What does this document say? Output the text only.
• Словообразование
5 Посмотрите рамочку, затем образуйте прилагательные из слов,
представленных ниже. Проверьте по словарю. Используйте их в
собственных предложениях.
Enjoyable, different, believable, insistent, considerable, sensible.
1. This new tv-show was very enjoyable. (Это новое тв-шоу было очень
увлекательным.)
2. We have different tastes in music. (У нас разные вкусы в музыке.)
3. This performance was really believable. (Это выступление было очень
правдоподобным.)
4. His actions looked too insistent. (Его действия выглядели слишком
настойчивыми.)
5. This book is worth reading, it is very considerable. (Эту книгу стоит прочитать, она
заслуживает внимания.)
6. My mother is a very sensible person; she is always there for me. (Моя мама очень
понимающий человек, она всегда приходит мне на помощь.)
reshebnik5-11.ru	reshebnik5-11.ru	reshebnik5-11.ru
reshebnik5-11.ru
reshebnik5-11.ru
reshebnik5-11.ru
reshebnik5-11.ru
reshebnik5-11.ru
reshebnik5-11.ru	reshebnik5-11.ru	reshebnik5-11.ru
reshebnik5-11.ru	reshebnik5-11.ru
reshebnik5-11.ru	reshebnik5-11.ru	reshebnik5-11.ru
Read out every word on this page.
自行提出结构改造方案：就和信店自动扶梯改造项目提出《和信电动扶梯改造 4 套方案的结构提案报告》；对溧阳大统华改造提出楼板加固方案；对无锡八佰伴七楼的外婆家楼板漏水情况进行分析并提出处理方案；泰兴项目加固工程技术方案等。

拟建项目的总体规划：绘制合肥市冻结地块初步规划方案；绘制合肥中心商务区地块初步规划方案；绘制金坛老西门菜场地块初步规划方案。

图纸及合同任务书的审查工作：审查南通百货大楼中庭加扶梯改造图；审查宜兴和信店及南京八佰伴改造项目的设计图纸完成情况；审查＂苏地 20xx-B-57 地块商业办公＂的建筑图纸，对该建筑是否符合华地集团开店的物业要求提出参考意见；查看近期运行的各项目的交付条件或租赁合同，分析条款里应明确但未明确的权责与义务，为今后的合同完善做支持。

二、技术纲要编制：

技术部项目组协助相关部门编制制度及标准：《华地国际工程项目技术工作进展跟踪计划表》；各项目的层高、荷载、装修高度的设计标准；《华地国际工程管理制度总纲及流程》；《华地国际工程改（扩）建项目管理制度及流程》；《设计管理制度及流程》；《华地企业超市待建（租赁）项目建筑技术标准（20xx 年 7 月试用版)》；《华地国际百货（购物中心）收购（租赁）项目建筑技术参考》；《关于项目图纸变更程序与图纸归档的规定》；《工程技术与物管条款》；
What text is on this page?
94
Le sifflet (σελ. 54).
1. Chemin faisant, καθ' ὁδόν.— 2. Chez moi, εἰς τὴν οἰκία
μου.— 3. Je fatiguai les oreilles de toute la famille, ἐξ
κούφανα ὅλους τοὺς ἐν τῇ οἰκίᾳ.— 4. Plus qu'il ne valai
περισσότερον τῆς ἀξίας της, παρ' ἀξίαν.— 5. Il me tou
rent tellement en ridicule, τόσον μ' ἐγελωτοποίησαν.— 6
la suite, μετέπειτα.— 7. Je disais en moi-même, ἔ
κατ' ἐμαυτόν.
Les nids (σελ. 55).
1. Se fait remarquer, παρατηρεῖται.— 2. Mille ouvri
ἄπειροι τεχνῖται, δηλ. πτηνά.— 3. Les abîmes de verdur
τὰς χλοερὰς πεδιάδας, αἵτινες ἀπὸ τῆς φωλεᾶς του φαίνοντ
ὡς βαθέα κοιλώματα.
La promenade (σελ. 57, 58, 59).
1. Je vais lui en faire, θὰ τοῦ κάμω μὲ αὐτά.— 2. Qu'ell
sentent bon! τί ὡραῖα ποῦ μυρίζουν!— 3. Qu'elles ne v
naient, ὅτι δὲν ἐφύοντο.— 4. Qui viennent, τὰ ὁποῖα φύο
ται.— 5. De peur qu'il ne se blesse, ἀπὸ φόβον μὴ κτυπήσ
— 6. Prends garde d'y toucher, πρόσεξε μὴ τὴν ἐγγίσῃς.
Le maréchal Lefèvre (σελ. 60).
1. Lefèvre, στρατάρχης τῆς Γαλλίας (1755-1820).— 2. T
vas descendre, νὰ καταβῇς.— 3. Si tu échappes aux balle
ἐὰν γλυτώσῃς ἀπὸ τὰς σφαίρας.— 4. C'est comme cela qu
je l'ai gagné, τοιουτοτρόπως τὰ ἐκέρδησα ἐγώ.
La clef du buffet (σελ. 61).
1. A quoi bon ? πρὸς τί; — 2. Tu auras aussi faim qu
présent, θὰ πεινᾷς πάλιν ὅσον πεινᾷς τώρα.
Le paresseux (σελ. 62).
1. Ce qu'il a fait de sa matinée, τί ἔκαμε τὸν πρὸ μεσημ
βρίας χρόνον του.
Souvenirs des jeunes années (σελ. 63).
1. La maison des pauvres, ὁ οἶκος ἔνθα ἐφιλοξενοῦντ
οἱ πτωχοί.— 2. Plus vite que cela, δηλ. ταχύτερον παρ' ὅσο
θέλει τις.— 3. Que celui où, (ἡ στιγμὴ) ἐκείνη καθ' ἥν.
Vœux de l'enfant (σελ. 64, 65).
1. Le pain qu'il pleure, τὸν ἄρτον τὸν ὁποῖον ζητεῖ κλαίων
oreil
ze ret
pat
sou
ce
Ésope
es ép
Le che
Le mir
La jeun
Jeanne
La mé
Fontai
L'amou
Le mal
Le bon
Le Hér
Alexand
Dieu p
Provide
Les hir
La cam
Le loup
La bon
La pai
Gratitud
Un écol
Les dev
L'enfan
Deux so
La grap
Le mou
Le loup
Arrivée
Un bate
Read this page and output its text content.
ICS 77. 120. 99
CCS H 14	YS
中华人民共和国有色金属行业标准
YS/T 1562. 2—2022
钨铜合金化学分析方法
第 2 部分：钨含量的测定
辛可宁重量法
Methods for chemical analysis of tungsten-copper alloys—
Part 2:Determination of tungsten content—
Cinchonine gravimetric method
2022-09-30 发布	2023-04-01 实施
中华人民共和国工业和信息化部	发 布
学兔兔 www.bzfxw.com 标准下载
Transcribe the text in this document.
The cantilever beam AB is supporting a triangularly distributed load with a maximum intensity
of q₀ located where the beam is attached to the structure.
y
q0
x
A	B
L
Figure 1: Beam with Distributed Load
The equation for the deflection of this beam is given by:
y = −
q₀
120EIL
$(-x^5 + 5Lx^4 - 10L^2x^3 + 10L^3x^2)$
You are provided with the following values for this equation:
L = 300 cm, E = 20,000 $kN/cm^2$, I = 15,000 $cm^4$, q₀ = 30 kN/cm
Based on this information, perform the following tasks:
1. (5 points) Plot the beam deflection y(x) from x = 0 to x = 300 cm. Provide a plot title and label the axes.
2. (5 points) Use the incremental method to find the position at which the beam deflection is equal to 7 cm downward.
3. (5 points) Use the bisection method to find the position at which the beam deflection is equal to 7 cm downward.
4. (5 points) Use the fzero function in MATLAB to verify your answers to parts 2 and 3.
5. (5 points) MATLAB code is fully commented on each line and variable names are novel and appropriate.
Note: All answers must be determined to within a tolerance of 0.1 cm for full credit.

* **WRITTEN INSTRUCTION**:
Report the number of lines holding the string "which", without any other words.

* **FINISHED ANSWER**:
2